Requirement – Filter the data below for the string "from" and copy each matching line.

Material supplied –

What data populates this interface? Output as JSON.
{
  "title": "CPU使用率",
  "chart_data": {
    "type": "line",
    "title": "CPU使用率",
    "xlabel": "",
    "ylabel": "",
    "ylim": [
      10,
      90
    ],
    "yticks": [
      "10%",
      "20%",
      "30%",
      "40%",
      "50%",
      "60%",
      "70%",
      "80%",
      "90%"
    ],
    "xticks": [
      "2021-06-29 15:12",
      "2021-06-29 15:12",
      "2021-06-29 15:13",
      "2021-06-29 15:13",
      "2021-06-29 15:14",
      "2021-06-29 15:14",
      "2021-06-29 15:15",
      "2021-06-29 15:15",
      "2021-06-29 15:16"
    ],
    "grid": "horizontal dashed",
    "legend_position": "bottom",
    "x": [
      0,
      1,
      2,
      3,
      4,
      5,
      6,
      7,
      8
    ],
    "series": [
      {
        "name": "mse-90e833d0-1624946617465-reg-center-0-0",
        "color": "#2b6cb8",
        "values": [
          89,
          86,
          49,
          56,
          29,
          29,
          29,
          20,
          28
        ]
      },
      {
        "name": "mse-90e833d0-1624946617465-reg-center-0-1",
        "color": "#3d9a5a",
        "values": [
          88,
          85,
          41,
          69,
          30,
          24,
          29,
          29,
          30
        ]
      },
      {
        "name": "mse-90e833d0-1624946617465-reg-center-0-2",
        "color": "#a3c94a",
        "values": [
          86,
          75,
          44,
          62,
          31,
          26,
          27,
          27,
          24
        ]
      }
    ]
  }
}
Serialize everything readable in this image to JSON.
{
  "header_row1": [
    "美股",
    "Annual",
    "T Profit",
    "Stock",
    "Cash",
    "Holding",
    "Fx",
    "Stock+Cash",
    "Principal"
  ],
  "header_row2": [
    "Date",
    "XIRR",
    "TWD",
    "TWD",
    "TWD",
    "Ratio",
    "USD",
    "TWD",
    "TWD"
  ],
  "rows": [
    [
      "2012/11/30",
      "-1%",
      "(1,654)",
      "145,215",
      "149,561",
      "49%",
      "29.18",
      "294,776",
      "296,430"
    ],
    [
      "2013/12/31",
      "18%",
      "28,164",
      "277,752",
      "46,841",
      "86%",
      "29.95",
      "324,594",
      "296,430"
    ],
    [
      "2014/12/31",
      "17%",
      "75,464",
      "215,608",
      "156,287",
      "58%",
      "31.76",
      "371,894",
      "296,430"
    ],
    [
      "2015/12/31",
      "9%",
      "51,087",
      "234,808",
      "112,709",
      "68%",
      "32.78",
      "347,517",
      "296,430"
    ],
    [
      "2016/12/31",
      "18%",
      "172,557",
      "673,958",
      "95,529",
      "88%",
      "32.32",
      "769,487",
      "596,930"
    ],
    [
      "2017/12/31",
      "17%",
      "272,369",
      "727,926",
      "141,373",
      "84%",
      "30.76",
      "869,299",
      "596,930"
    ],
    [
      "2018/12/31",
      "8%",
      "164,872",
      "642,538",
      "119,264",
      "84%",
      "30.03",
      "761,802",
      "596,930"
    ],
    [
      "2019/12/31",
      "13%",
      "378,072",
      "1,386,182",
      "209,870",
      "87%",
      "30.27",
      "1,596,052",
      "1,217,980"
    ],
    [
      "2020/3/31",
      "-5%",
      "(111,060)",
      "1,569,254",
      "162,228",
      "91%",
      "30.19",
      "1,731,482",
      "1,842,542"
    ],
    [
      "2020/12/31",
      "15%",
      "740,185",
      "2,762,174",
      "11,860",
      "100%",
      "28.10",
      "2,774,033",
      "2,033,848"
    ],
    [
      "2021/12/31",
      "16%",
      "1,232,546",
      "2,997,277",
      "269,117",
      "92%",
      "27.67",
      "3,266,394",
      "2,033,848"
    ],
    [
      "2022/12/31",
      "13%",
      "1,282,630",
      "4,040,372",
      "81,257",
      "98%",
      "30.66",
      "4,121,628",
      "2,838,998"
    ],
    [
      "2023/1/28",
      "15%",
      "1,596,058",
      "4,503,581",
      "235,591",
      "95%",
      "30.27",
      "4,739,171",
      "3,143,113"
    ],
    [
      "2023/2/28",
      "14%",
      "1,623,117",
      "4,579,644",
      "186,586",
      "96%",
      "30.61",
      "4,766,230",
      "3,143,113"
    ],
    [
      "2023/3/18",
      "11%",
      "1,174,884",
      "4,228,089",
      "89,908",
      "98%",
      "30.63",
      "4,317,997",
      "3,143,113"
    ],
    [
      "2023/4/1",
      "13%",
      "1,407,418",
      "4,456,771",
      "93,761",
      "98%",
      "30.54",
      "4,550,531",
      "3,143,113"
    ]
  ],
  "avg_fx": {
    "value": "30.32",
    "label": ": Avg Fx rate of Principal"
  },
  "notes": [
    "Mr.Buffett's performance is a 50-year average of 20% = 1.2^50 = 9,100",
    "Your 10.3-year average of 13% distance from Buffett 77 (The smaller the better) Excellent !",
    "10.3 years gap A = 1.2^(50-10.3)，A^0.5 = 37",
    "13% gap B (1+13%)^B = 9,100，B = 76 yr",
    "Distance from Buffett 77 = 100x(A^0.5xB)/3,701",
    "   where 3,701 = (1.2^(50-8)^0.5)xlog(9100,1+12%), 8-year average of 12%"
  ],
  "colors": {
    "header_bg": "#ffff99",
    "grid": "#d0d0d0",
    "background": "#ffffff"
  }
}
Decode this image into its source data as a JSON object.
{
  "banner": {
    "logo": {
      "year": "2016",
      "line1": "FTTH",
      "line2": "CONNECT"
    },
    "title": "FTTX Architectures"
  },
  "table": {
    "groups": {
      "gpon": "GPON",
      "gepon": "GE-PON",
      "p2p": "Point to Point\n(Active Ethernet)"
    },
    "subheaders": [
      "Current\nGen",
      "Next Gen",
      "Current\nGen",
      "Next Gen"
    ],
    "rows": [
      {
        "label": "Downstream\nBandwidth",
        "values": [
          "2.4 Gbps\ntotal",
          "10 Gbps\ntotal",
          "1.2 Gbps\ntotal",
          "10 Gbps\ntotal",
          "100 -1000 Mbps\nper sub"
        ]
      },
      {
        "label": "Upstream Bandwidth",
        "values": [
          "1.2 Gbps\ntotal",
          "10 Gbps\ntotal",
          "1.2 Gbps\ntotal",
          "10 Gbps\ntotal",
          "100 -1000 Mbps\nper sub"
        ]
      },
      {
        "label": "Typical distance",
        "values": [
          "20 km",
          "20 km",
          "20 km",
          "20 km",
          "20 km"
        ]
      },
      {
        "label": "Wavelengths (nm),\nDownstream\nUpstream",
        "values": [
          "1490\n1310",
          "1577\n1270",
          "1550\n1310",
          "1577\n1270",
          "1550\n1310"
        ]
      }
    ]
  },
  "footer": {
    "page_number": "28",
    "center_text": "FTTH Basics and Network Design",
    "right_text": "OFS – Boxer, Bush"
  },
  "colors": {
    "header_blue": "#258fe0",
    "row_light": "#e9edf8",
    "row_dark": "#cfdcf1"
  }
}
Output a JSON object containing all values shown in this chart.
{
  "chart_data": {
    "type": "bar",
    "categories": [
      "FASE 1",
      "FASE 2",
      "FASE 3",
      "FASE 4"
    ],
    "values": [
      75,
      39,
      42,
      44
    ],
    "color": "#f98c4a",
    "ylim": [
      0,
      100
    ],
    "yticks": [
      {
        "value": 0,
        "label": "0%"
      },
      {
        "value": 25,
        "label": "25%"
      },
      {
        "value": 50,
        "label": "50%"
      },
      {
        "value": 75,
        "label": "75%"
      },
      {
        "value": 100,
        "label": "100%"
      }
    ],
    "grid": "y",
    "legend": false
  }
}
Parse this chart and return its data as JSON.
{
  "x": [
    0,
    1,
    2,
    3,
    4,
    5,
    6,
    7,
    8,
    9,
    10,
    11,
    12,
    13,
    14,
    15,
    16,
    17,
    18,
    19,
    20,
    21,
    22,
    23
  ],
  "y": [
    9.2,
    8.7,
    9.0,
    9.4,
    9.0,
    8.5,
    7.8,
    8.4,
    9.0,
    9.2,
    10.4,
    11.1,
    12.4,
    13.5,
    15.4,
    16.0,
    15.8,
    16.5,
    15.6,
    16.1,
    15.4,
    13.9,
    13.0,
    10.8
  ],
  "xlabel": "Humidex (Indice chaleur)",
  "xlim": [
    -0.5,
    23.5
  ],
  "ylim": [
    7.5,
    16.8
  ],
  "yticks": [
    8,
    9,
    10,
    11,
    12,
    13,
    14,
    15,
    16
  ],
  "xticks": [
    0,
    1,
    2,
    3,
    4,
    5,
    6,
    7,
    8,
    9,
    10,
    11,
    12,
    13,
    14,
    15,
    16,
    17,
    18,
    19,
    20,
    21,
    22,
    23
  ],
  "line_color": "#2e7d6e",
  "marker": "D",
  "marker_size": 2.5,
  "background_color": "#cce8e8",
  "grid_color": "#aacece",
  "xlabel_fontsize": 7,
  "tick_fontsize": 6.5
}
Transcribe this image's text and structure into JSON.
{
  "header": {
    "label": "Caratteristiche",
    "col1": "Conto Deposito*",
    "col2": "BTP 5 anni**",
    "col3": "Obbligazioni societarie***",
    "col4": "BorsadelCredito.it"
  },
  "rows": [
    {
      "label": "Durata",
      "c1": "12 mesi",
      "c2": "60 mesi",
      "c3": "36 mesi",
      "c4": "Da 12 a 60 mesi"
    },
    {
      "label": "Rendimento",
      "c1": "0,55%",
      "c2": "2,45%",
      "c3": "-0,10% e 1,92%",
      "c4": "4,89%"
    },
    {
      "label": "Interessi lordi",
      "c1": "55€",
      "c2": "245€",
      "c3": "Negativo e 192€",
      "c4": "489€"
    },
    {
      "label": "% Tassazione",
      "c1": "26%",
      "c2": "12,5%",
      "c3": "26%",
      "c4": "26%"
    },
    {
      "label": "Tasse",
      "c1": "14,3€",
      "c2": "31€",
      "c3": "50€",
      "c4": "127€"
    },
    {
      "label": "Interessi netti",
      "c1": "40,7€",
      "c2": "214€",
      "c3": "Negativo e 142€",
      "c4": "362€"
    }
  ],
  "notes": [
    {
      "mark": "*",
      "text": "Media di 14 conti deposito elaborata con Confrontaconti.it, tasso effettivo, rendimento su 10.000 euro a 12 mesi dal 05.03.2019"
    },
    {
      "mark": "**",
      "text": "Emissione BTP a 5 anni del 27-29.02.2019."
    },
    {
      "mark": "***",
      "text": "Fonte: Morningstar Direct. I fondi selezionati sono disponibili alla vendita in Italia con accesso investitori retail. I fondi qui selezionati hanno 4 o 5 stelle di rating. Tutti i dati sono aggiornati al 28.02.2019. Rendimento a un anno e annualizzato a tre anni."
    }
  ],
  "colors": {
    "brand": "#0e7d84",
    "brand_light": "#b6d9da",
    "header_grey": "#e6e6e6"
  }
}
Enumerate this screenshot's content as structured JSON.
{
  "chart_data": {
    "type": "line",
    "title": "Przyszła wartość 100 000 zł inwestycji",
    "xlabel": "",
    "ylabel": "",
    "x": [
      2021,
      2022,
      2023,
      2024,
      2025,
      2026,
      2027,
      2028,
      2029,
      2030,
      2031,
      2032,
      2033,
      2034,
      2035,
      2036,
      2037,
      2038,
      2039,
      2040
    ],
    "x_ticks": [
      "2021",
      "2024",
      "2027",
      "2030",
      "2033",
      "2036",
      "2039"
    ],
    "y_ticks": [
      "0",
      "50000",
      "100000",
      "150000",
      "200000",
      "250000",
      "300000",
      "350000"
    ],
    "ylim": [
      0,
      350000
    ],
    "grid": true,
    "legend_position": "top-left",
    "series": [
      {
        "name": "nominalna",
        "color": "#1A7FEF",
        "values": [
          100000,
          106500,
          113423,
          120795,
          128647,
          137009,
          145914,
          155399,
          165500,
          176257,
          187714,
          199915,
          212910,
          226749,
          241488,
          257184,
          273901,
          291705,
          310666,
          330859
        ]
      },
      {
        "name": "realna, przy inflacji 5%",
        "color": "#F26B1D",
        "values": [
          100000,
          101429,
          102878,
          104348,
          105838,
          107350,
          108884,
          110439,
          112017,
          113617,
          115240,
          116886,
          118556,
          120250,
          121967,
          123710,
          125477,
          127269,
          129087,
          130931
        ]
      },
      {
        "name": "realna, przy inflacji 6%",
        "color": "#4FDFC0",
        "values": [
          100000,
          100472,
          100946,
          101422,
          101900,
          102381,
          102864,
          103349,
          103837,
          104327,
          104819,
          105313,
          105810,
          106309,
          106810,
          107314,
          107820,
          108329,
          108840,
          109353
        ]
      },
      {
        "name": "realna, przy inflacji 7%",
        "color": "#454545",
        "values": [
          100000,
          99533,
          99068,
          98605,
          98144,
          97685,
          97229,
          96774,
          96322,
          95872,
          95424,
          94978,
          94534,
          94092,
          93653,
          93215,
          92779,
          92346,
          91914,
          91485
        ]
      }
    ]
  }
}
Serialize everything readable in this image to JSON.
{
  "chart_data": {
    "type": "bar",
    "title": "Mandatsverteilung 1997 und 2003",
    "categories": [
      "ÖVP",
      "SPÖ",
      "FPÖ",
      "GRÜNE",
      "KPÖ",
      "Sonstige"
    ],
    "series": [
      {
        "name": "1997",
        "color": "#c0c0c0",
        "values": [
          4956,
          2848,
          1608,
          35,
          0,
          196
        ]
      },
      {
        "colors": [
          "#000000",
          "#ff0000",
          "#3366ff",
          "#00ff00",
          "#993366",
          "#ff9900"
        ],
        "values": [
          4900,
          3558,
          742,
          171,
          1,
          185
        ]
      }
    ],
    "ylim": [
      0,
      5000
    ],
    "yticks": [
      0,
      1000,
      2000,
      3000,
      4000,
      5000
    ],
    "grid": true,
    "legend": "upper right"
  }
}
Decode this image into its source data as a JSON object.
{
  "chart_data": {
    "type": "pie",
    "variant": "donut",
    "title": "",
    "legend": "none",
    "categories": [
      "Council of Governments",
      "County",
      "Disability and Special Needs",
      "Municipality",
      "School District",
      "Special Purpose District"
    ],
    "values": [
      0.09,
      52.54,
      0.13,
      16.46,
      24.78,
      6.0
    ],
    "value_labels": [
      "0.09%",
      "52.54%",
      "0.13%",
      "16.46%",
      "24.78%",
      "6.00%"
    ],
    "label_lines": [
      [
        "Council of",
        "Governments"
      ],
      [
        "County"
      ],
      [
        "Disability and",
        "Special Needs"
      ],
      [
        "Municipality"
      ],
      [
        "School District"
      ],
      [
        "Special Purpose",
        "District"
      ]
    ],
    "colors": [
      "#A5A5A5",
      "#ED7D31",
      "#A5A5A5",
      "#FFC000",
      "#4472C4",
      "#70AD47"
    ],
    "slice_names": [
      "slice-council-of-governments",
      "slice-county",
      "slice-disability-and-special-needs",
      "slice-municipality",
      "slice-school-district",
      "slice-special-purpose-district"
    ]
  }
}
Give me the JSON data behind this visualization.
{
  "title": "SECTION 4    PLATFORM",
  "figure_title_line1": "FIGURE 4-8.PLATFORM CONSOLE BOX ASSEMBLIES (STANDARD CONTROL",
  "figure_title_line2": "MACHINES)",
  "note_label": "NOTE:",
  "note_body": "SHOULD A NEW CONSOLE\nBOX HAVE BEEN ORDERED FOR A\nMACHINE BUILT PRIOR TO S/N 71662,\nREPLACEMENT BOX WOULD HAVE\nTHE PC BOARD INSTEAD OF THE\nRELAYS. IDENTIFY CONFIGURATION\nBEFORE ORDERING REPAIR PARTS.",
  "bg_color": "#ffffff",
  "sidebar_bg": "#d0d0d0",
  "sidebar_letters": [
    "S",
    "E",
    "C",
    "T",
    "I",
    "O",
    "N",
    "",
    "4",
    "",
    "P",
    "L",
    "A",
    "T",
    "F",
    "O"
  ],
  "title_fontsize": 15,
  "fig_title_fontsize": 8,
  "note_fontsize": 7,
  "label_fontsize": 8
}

Correct output –
    "Your 10.3-year average of 13% distance from Buffett 77 (The smaller the better) Excellent !",
    "Distance from Buffett 77 = 100x(A^0.5xB)/3,701",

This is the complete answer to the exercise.